* Directions for this task *
Each entry below is to be printed verbatim.

* Input data *
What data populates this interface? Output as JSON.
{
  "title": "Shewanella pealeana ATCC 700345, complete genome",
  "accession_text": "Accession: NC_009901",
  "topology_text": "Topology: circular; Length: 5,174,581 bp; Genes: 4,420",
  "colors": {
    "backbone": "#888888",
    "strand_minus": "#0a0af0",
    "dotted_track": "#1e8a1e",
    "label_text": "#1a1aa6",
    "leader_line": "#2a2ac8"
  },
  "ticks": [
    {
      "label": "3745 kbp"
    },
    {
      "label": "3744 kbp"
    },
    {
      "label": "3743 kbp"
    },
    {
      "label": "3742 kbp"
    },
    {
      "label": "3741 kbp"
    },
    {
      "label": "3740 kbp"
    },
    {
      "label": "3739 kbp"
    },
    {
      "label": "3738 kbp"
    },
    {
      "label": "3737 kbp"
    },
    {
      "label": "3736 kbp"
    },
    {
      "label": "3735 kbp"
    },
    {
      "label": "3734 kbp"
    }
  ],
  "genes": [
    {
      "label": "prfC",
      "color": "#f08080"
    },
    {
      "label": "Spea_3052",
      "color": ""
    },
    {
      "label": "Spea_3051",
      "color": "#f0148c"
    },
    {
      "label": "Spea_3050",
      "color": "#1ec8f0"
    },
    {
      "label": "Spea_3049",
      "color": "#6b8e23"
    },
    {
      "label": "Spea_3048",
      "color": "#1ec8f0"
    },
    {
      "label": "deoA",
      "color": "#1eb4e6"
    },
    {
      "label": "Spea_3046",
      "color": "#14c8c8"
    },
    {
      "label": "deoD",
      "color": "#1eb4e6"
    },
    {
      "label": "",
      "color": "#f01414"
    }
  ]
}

* Exercise solution *
What data populates this interface? Output as JSON.
{
  "title": "Shewanella pealeana ATCC 700345, complete genome",
  "accession_text": "Accession: NC_009901",
  "topology_text": "Topology: circular; Length: 5,174,581 bp; Genes: 4,420",
  "colors": {
    "backbone": "#888888",
    "strand_minus": "#0a0af0",
    "dotted_track": "#1e8a1e",
    "label_text": "#1a1aa6",
    "leader_line": "#2a2ac8"
  },
  "ticks": [
    {
      "label": "3745 kbp"
    },
    {
      "label": "3744 kbp"
    },
    {
      "label": "3743 kbp"
    },
    {
      "label": "3742 kbp"
    },
    {
      "label": "3741 kbp"
    },
    {
      "label": "3740 kbp"
    },
    {
      "label": "3739 kbp"
    },
    {
      "label": "3738 kbp"
    },
    {
      "label": "3737 kbp"
    },
    {
      "label": "3736 kbp"
    },
    {
      "label": "3735 kbp"
    },
    {
      "label": "3734 kbp"
    }
  ],
  "genes": [
    {
      "label": "prfC",
      "color": "#f08080"
    },
    {
      "label": "Spea_3052",
      "color": ""
    },
    {
      "label": "Spea_3051",
      "color": "#f0148c"
    },
    {
      "label": "Spea_3050",
      "color": "#1ec8f0"
    },
    {
      "label": "Spea_3049",
      "color": "#6b8e23"
    },
    {
      "label": "Spea_3048",
      "color": "#1ec8f0"
    },
    {
      "label": "deoA",
      "color": "#1eb4e6"
    },
    {
      "label": "Spea_3046",
      "color": "#14c8c8"
    },
    {
      "label": "deoD",
      "color": "#1eb4e6"
    },
    {
      "label": "",
      "color": "#f01414"
    }
  ]
}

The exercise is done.